Lines of data:
####################

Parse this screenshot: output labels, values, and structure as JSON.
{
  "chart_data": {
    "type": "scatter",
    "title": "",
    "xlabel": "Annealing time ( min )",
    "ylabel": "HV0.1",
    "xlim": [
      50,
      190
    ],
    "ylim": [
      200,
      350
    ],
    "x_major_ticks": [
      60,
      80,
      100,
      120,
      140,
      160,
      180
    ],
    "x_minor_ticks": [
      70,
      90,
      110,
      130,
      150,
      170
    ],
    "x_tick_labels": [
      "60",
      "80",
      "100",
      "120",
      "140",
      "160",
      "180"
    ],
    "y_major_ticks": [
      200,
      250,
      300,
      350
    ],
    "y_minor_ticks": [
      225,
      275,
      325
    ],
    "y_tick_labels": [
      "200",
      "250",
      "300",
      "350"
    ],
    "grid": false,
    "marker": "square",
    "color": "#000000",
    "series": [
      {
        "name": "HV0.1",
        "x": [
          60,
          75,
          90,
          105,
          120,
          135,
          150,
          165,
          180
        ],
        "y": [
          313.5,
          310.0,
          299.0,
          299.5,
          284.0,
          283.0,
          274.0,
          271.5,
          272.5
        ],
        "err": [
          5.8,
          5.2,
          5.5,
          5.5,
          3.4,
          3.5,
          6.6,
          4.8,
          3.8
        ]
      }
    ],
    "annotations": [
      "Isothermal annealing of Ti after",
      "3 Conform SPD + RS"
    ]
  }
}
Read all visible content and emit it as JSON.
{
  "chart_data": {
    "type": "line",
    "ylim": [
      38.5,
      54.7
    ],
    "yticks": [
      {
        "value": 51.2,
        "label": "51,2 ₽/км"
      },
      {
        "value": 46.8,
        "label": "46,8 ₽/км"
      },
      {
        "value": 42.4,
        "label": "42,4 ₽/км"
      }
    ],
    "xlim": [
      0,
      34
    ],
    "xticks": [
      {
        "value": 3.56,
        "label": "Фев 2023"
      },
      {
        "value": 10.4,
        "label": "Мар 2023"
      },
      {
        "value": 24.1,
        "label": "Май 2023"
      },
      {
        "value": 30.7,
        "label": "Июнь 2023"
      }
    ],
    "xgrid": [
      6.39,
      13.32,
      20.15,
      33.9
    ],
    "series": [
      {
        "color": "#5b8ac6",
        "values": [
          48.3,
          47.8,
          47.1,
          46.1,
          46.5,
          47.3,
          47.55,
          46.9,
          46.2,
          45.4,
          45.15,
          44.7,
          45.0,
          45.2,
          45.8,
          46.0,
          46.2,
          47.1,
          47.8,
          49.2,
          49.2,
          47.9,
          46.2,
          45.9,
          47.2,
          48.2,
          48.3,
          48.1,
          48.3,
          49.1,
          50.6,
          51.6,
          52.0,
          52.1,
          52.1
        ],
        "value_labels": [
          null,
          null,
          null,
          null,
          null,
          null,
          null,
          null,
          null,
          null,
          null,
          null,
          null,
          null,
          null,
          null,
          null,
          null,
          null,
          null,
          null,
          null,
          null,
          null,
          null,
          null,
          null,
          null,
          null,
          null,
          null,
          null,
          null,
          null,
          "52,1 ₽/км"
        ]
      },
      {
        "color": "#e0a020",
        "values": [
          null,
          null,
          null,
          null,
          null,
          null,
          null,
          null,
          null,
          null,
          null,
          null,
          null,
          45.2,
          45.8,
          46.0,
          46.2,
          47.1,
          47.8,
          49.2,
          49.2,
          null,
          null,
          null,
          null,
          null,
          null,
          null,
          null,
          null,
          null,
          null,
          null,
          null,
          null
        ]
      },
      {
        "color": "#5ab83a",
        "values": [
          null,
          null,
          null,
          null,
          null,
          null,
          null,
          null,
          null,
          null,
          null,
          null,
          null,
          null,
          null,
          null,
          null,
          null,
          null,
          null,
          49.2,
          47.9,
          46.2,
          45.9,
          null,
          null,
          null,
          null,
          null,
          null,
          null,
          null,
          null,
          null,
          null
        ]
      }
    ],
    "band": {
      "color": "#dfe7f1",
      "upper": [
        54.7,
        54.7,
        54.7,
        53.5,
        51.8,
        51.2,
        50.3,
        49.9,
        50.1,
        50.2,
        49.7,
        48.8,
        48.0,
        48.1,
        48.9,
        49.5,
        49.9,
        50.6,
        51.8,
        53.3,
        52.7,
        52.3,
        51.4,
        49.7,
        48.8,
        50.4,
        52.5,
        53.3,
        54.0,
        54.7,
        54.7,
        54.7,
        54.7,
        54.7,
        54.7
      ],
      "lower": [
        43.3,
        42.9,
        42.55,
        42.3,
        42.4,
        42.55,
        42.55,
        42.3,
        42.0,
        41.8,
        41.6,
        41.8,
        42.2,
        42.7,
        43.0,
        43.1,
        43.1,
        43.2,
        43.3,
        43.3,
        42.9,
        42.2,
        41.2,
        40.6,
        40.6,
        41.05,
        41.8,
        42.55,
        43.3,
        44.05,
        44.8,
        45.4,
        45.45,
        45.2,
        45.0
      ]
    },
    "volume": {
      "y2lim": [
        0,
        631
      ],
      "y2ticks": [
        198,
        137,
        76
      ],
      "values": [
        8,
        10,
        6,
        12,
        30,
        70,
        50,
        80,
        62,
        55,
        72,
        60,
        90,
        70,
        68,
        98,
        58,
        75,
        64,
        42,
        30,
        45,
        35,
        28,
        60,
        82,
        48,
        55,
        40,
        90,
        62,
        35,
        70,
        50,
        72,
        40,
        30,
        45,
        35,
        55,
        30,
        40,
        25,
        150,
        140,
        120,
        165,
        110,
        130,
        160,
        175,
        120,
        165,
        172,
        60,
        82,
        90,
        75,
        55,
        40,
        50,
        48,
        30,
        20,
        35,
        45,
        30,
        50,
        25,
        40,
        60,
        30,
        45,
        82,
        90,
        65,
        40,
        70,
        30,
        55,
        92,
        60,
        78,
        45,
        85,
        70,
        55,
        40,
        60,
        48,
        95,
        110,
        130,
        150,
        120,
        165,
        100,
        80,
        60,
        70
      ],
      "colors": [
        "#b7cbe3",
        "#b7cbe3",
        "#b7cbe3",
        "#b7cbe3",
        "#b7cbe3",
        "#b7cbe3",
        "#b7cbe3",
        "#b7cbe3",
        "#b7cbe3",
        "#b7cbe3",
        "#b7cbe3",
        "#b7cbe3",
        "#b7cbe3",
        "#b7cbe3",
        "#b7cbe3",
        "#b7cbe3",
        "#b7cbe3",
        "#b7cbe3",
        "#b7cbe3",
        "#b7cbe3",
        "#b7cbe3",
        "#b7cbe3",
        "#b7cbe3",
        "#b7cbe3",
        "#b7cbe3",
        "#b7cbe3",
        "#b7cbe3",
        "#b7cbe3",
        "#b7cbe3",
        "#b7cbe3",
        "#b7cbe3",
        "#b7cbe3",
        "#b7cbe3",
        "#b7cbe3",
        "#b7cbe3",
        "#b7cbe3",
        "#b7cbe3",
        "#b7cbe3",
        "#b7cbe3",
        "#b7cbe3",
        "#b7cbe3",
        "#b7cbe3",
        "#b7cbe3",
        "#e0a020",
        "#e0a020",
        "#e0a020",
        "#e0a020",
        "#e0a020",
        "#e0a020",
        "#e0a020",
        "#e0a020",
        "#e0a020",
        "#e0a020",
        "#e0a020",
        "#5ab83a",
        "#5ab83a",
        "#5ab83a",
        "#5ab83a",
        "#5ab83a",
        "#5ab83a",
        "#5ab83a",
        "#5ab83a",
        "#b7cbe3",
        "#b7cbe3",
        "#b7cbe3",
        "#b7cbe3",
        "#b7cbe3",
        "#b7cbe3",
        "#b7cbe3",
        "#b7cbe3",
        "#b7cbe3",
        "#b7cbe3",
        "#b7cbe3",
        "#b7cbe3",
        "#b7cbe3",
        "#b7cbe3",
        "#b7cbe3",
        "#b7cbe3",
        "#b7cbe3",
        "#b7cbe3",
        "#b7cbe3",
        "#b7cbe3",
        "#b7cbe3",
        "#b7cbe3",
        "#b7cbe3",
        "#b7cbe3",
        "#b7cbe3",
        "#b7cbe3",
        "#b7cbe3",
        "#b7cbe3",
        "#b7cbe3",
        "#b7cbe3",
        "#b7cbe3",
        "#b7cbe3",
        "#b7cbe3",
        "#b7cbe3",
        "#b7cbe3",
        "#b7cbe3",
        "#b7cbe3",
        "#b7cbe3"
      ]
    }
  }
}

####################

Prompt -
Pick out the lines containing the string "JSON".

Solved exercise -
Parse this screenshot: output labels, values, and structure as JSON.
Read all visible content and emit it as JSON.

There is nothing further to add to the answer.